■ What the task asks:
From the data that follows, copy every line holding the string "gesucht".

----

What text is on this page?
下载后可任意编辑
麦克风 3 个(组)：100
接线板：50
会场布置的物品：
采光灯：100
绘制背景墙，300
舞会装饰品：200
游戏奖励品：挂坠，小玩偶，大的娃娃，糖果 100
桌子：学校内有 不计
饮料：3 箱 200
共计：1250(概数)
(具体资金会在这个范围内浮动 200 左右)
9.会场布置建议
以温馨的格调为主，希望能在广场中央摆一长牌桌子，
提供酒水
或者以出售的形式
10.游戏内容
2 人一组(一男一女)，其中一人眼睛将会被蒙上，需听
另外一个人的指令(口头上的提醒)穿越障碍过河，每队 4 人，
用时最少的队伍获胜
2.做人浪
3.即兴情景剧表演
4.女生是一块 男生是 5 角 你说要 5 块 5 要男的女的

----

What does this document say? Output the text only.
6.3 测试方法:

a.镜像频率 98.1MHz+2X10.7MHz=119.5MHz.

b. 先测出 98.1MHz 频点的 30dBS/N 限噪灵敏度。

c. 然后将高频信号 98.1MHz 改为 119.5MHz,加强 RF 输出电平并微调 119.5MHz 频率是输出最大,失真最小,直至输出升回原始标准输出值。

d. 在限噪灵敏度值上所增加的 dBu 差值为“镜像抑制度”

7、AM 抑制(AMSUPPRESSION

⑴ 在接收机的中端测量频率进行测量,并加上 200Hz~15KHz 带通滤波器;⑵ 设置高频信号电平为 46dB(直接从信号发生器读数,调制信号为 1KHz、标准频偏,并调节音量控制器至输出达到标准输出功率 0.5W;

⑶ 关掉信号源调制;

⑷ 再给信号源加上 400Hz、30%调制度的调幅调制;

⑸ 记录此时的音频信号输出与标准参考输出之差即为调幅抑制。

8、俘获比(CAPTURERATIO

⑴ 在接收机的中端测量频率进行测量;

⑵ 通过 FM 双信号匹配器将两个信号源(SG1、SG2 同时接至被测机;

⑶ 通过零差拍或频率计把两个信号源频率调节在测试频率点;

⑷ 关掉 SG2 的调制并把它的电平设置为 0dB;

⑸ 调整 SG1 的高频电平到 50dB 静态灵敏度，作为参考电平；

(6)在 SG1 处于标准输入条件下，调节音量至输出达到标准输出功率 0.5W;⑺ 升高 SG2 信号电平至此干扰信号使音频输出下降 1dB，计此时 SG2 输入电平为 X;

----

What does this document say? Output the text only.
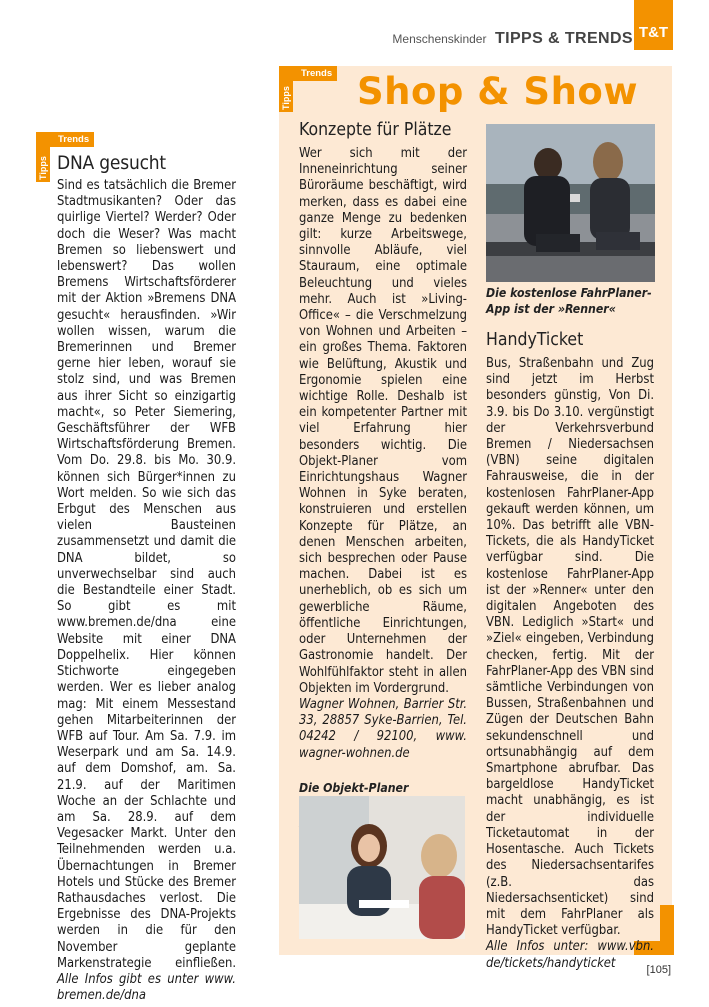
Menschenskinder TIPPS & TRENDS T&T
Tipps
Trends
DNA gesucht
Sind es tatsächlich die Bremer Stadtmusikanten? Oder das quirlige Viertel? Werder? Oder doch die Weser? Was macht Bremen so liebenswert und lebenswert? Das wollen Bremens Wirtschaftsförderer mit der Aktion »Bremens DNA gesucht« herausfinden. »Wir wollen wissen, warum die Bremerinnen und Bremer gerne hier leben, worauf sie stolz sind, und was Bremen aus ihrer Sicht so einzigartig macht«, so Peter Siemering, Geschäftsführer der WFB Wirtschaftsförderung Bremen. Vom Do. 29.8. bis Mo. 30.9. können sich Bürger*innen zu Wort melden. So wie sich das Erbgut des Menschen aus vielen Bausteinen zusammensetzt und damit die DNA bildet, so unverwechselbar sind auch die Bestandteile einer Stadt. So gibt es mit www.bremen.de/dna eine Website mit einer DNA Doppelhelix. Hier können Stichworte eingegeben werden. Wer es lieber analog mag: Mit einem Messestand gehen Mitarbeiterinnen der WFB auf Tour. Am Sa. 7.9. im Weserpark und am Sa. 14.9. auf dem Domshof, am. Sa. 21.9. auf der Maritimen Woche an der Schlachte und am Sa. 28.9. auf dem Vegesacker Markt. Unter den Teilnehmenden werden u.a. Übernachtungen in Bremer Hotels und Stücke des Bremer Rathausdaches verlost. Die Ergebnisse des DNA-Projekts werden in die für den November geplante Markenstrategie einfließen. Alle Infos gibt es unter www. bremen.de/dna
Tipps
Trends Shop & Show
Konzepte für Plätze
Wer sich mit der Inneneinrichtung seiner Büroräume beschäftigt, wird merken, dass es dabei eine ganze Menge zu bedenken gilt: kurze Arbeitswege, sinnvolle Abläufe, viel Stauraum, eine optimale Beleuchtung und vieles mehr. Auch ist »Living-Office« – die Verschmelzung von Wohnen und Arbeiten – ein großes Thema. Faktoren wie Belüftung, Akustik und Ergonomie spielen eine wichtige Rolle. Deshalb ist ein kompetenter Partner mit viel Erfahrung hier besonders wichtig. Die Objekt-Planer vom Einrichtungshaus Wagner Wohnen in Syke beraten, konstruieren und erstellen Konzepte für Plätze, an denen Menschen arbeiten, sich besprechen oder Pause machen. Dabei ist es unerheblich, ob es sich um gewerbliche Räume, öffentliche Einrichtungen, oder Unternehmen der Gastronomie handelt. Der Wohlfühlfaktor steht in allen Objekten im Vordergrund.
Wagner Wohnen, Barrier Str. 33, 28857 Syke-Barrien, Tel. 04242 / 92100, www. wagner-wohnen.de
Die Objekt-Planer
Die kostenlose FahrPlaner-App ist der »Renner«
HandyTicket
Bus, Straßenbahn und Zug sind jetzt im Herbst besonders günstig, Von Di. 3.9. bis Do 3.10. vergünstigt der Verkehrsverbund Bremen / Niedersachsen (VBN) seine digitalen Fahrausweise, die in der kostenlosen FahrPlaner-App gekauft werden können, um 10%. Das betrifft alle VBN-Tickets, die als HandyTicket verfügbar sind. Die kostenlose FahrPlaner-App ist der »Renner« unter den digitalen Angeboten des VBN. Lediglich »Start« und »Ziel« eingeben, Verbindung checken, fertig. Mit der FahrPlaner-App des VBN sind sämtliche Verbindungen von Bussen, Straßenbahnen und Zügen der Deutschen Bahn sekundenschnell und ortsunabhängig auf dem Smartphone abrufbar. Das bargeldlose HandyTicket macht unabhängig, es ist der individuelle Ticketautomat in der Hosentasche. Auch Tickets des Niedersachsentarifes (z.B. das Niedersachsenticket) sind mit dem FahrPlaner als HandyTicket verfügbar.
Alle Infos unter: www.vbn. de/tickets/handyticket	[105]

----

■ Response:
DNA gesucht
Sind es tatsächlich die Bremer Stadtmusikanten? Oder das quirlige Viertel? Werder? Oder doch die Weser? Was macht Bremen so liebenswert und lebenswert? Das wollen Bremens Wirtschaftsförderer mit der Aktion »Bremens DNA gesucht« herausfinden. »Wir wollen wissen, warum die Bremerinnen und Bremer gerne hier leben, worauf sie stolz sind, und was Bremen aus ihrer Sicht so einzigartig macht«, so Peter Siemering, Geschäftsführer der WFB Wirtschaftsförderung Bremen. Vom Do. 29.8. bis Mo. 30.9. können sich Bürger*innen zu Wort melden. So wie sich das Erbgut des Menschen aus vielen Bausteinen zusammensetzt und damit die DNA bildet, so unverwechselbar sind auch die Bestandteile einer Stadt. So gibt es mit www.bremen.de/dna eine Website mit einer DNA Doppelhelix. Hier können Stichworte eingegeben werden. Wer es lieber analog mag: Mit einem Messestand gehen Mitarbeiterinnen der WFB auf Tour. Am Sa. 7.9. im Weserpark und am Sa. 14.9. auf dem Domshof, am. Sa. 21.9. auf der Maritimen Woche an der Schlachte und am Sa. 28.9. auf dem Vegesacker Markt. Unter den Teilnehmenden werden u.a. Übernachtungen in Bremer Hotels und Stücke des Bremer Rathausdaches verlost. Die Ergebnisse des DNA-Projekts werden in die für den November geplante Markenstrategie einfließen. Alle Infos gibt es unter www. bremen.de/dna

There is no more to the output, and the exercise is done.